### AIM
Pull out every line in the data that has the string "items" in it.

### DATA SUPPLIED
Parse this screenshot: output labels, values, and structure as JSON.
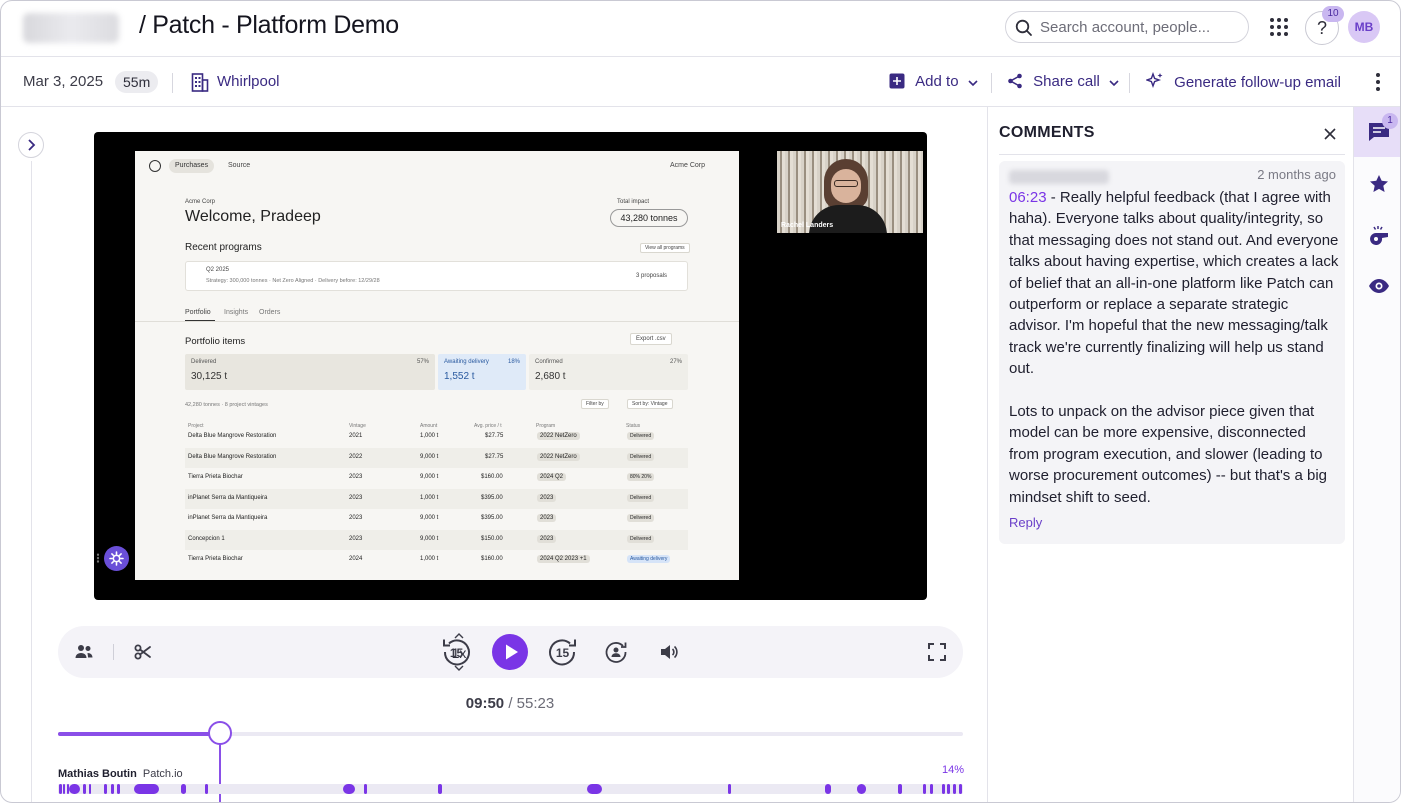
{
  "header": {
    "title": "/ Patch - Platform Demo",
    "search_placeholder": "Search account, people...",
    "help_label": "?",
    "notifications_count": "10",
    "avatar_initials": "MB"
  },
  "call_info": {
    "date": "Mar 3, 2025",
    "duration": "55m",
    "company": "Whirlpool",
    "add_to_label": "Add to",
    "share_label": "Share call",
    "followup_label": "Generate follow-up email"
  },
  "video": {
    "screen": {
      "tab_purchases": "Purchases",
      "tab_source": "Source",
      "account": "Acme Corp",
      "company": "Acme Corp",
      "welcome": "Welcome, Pradeep",
      "total_impact_label": "Total impact",
      "total_impact_value": "43,280 tonnes",
      "recent_programs": "Recent programs",
      "view_all": "View all programs",
      "program_name": "Q2 2025",
      "program_details": "Strategy: 300,000 tonnes  ·  Net Zero Aligned  ·  Delivery before: 12/29/28",
      "program_proposals": "3 proposals",
      "tabs": [
        "Portfolio",
        "Insights",
        "Orders"
      ],
      "portfolio_items": "Portfolio items",
      "export": "Export .csv",
      "stats": [
        {
          "label": "Delivered",
          "pct": "57%",
          "value": "30,125 t"
        },
        {
          "label": "Awaiting delivery",
          "pct": "18%",
          "value": "1,552 t"
        },
        {
          "label": "Confirmed",
          "pct": "27%",
          "value": "2,680 t"
        }
      ],
      "summary": "42,280 tonnes  ·  8 project vintages",
      "filter": "Filter by",
      "sort": "Sort by: Vintage",
      "columns": [
        "Project",
        "Vintage",
        "Amount",
        "Avg. price / t",
        "Program",
        "Status"
      ],
      "rows": [
        {
          "project": "Delta Blue Mangrove Restoration",
          "vintage": "2021",
          "amount": "1,000 t",
          "price": "$27.75",
          "program": "2022 NetZero",
          "status": "Delivered"
        },
        {
          "project": "Delta Blue Mangrove Restoration",
          "vintage": "2022",
          "amount": "9,000 t",
          "price": "$27.75",
          "program": "2022 NetZero",
          "status": "Delivered"
        },
        {
          "project": "Tierra Prieta Biochar",
          "vintage": "2023",
          "amount": "9,000 t",
          "price": "$160.00",
          "program": "2024 Q2",
          "status": "80%  20%"
        },
        {
          "project": "inPlanet Serra da Mantiqueira",
          "vintage": "2023",
          "amount": "1,000 t",
          "price": "$395.00",
          "program": "2023",
          "status": "Delivered"
        },
        {
          "project": "inPlanet Serra da Mantiqueira",
          "vintage": "2023",
          "amount": "9,000 t",
          "price": "$395.00",
          "program": "2023",
          "status": "Delivered"
        },
        {
          "project": "Concepcion 1",
          "vintage": "2023",
          "amount": "9,000 t",
          "price": "$150.00",
          "program": "2023",
          "status": "Delivered"
        },
        {
          "project": "Tierra Prieta Biochar",
          "vintage": "2024",
          "amount": "1,000 t",
          "price": "$160.00",
          "program": "2024 Q2  2023  +1",
          "status": "Awaiting delivery"
        }
      ]
    },
    "participant_name": "Rachel Landers"
  },
  "player": {
    "speed": "1x",
    "skip_back": "15",
    "skip_forward": "15",
    "current_time": "09:50",
    "total_time": "55:23",
    "progress": 0.178,
    "time_separator": " / "
  },
  "timeline": {
    "speaker_name": "Mathias Boutin",
    "speaker_org": "Patch.io",
    "talk_pct": "14%"
  },
  "comments": {
    "title": "COMMENTS",
    "items": [
      {
        "when": "2 months ago",
        "timestamp": "06:23",
        "text1": " - Really helpful feedback (that I agree with haha). Everyone talks about quality/integrity, so that messaging does not stand out. And everyone talks about having expertise, which creates a lack of belief that an all-in-one platform like Patch can outperform or replace a separate strategic advisor. I'm hopeful that the new messaging/talk track we're currently finalizing will help us stand out.",
        "text2": "Lots to unpack on the advisor piece given that model can be more expensive, disconnected from program execution, and slower (leading to worse procurement outcomes) -- but that's a big mindset shift to seed.",
        "reply_label": "Reply"
      }
    ]
  },
  "right_rail": {
    "comments_count": "1",
    "icons": [
      "comments-icon",
      "star-icon",
      "whistle-icon",
      "eye-icon"
    ]
  },
  "colors": {
    "accent": "#7a35e6",
    "brand_text": "#3a2a82"
  }
}
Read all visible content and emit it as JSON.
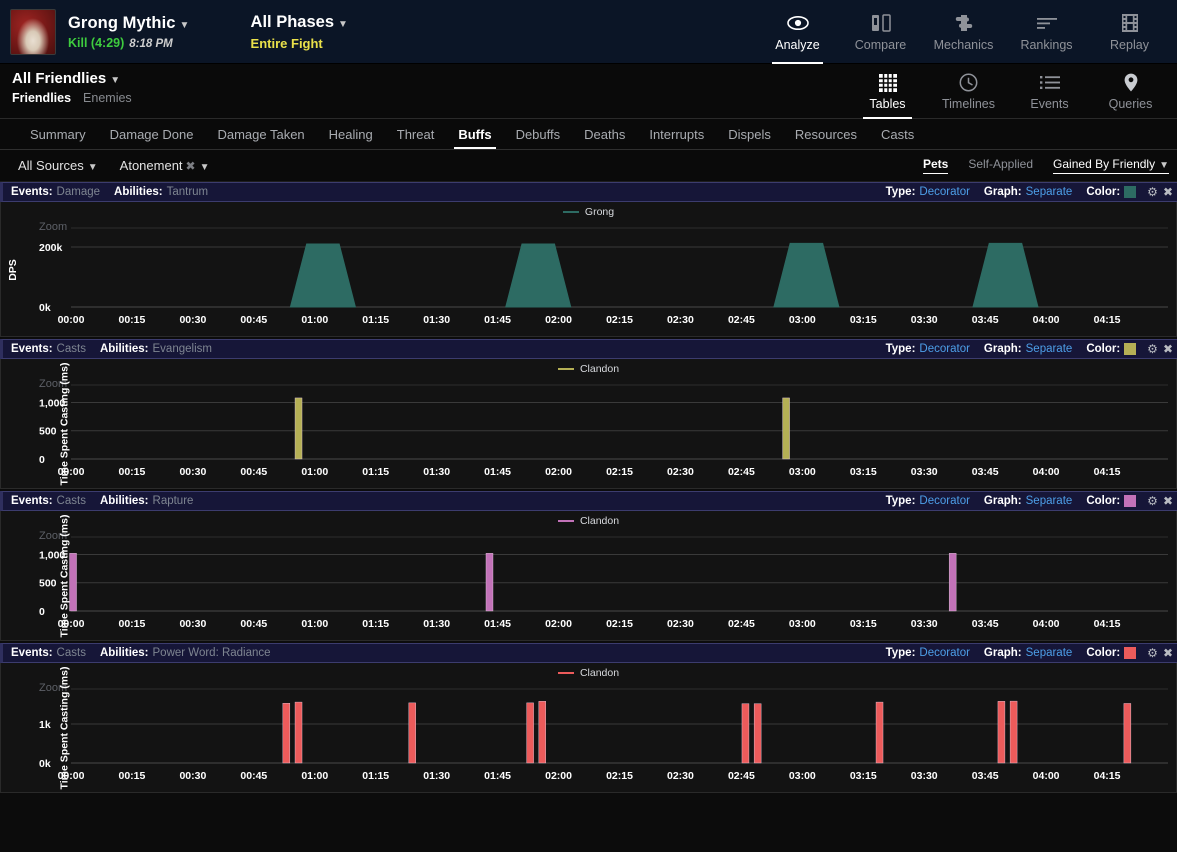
{
  "header": {
    "boss_name": "Grong Mythic",
    "kill_status": "Kill (4:29)",
    "kill_time": "8:18 PM",
    "phase_name": "All Phases",
    "phase_sub": "Entire Fight",
    "nav": [
      {
        "label": "Analyze",
        "icon": "eye-icon",
        "active": true
      },
      {
        "label": "Compare",
        "icon": "compare-icon",
        "active": false
      },
      {
        "label": "Mechanics",
        "icon": "puzzle-icon",
        "active": false
      },
      {
        "label": "Rankings",
        "icon": "bars-icon",
        "active": false
      },
      {
        "label": "Replay",
        "icon": "film-icon",
        "active": false
      }
    ]
  },
  "subheader": {
    "source_title": "All Friendlies",
    "toggles": [
      {
        "label": "Friendlies",
        "active": true
      },
      {
        "label": "Enemies",
        "active": false
      }
    ],
    "nav": [
      {
        "label": "Tables",
        "icon": "grid-icon",
        "active": true
      },
      {
        "label": "Timelines",
        "icon": "clock-icon",
        "active": false
      },
      {
        "label": "Events",
        "icon": "list-icon",
        "active": false
      },
      {
        "label": "Queries",
        "icon": "pin-icon",
        "active": false
      }
    ]
  },
  "tabs": [
    {
      "label": "Summary",
      "active": false
    },
    {
      "label": "Damage Done",
      "active": false
    },
    {
      "label": "Damage Taken",
      "active": false
    },
    {
      "label": "Healing",
      "active": false
    },
    {
      "label": "Threat",
      "active": false
    },
    {
      "label": "Buffs",
      "active": true
    },
    {
      "label": "Debuffs",
      "active": false
    },
    {
      "label": "Deaths",
      "active": false
    },
    {
      "label": "Interrupts",
      "active": false
    },
    {
      "label": "Dispels",
      "active": false
    },
    {
      "label": "Resources",
      "active": false
    },
    {
      "label": "Casts",
      "active": false
    }
  ],
  "filterbar": {
    "sources_label": "All Sources",
    "ability_label": "Atonement",
    "ability_clear_icon": "close-x-icon",
    "right": [
      {
        "label": "Pets",
        "style": "active"
      },
      {
        "label": "Self-Applied",
        "style": "inactive"
      },
      {
        "label": "Gained By Friendly",
        "style": "underlined"
      }
    ]
  },
  "panel_labels": {
    "events_key": "Events:",
    "abilities_key": "Abilities:",
    "type_key": "Type:",
    "type_val": "Decorator",
    "graph_key": "Graph:",
    "graph_val": "Separate",
    "color_key": "Color:",
    "gear_icon": "gear-icon",
    "close_icon": "close-x-icon",
    "zoom_label": "Zoom"
  },
  "chart_data": [
    {
      "type": "area",
      "panel_index": 0,
      "events": "Damage",
      "ability": "Tantrum",
      "color": "#2d6b63",
      "legend": "Grong",
      "ylabel": "DPS",
      "ytick_labels": [
        "200k",
        "0k"
      ],
      "ytick_values": [
        200000,
        0
      ],
      "ylim": [
        0,
        290000
      ],
      "xlim": [
        0,
        270
      ],
      "xtick_labels": [
        "00:00",
        "00:15",
        "00:30",
        "00:45",
        "01:00",
        "01:15",
        "01:30",
        "01:45",
        "02:00",
        "02:15",
        "02:30",
        "02:45",
        "03:00",
        "03:15",
        "03:30",
        "03:45",
        "04:00",
        "04:15"
      ],
      "xtick_seconds": [
        0,
        15,
        30,
        45,
        60,
        75,
        90,
        105,
        120,
        135,
        150,
        165,
        180,
        195,
        210,
        225,
        240,
        255
      ],
      "plateaus": [
        {
          "start": 54,
          "rise_end": 58,
          "fall_start": 66,
          "end": 70,
          "value": 210000
        },
        {
          "start": 107,
          "rise_end": 111,
          "fall_start": 119,
          "end": 123,
          "value": 210000
        },
        {
          "start": 173,
          "rise_end": 177,
          "fall_start": 185,
          "end": 189,
          "value": 212000
        },
        {
          "start": 222,
          "rise_end": 226,
          "fall_start": 234,
          "end": 238,
          "value": 212000
        }
      ]
    },
    {
      "type": "bar",
      "panel_index": 1,
      "events": "Casts",
      "ability": "Evangelism",
      "color": "#b5b055",
      "legend": "Clandon",
      "ylabel": "Time Spent Casting (ms)",
      "ytick_labels": [
        "1,000",
        "500",
        "0"
      ],
      "ytick_values": [
        1000,
        500,
        0
      ],
      "ylim": [
        0,
        1450
      ],
      "xlim": [
        0,
        270
      ],
      "xtick_labels": [
        "00:00",
        "00:15",
        "00:30",
        "00:45",
        "01:00",
        "01:15",
        "01:30",
        "01:45",
        "02:00",
        "02:15",
        "02:30",
        "02:45",
        "03:00",
        "03:15",
        "03:30",
        "03:45",
        "04:00",
        "04:15"
      ],
      "xtick_seconds": [
        0,
        15,
        30,
        45,
        60,
        75,
        90,
        105,
        120,
        135,
        150,
        165,
        180,
        195,
        210,
        225,
        240,
        255
      ],
      "bars": [
        {
          "x": 56,
          "value": 1080
        },
        {
          "x": 176,
          "value": 1080
        }
      ]
    },
    {
      "type": "bar",
      "panel_index": 2,
      "events": "Casts",
      "ability": "Rapture",
      "color": "#c272b8",
      "legend": "Clandon",
      "ylabel": "Time Spent Casting (ms)",
      "ytick_labels": [
        "1,000",
        "500",
        "0"
      ],
      "ytick_values": [
        1000,
        500,
        0
      ],
      "ylim": [
        0,
        1450
      ],
      "xlim": [
        0,
        270
      ],
      "xtick_labels": [
        "00:00",
        "00:15",
        "00:30",
        "00:45",
        "01:00",
        "01:15",
        "01:30",
        "01:45",
        "02:00",
        "02:15",
        "02:30",
        "02:45",
        "03:00",
        "03:15",
        "03:30",
        "03:45",
        "04:00",
        "04:15"
      ],
      "xtick_seconds": [
        0,
        15,
        30,
        45,
        60,
        75,
        90,
        105,
        120,
        135,
        150,
        165,
        180,
        195,
        210,
        225,
        240,
        255
      ],
      "bars": [
        {
          "x": 0.5,
          "value": 1020
        },
        {
          "x": 103,
          "value": 1020
        },
        {
          "x": 217,
          "value": 1020
        }
      ]
    },
    {
      "type": "bar",
      "panel_index": 3,
      "events": "Casts",
      "ability": "Power Word: Radiance",
      "color": "#ec5b5b",
      "legend": "Clandon",
      "ylabel": "Time Spent Casting (ms)",
      "ytick_labels": [
        "1k",
        "0k"
      ],
      "ytick_values": [
        1000,
        0
      ],
      "ylim": [
        0,
        2100
      ],
      "xlim": [
        0,
        270
      ],
      "xtick_labels": [
        "00:00",
        "00:15",
        "00:30",
        "00:45",
        "01:00",
        "01:15",
        "01:30",
        "01:45",
        "02:00",
        "02:15",
        "02:30",
        "02:45",
        "03:00",
        "03:15",
        "03:30",
        "03:45",
        "04:00",
        "04:15"
      ],
      "xtick_seconds": [
        0,
        15,
        30,
        45,
        60,
        75,
        90,
        105,
        120,
        135,
        150,
        165,
        180,
        195,
        210,
        225,
        240,
        255
      ],
      "bars": [
        {
          "x": 53,
          "value": 1530
        },
        {
          "x": 56,
          "value": 1560
        },
        {
          "x": 84,
          "value": 1540
        },
        {
          "x": 113,
          "value": 1540
        },
        {
          "x": 116,
          "value": 1580
        },
        {
          "x": 166,
          "value": 1520
        },
        {
          "x": 169,
          "value": 1520
        },
        {
          "x": 199,
          "value": 1560
        },
        {
          "x": 229,
          "value": 1580
        },
        {
          "x": 232,
          "value": 1585
        },
        {
          "x": 260,
          "value": 1525
        }
      ]
    }
  ]
}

### SOLUTION TO THIS EXERCISE
      "portfolio_items": "Portfolio items",
    "items": [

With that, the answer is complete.